--- START OF Supplied data ---

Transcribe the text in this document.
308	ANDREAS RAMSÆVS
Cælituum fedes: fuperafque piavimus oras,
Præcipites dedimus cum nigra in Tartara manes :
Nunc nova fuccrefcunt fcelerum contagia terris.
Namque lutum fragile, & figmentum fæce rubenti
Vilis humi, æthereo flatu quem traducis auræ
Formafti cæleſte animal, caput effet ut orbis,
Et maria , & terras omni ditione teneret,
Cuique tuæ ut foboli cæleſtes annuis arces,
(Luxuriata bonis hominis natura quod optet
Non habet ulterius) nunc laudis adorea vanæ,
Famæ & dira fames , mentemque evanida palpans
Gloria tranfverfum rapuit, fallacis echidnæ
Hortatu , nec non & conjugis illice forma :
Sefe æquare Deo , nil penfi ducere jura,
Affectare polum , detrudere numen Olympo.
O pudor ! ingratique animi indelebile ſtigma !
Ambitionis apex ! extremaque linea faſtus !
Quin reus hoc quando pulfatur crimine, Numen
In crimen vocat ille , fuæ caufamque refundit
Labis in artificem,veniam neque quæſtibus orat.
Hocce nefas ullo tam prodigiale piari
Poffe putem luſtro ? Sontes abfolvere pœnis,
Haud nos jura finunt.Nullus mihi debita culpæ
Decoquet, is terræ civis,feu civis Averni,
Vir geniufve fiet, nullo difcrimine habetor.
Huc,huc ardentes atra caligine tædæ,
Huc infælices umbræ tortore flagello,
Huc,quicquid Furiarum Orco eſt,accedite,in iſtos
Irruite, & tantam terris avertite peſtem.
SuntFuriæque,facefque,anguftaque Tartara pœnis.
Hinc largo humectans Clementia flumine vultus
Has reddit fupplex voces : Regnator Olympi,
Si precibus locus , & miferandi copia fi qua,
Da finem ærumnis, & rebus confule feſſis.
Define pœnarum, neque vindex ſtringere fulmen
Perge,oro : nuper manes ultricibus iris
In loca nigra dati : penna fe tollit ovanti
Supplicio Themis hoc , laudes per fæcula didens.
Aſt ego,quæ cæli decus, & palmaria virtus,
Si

--- END OF Supplied data ---

- _Exercise brief_: Write the number of lines containing the word "neque" and nothing besides it.

- _Output of the task_: 2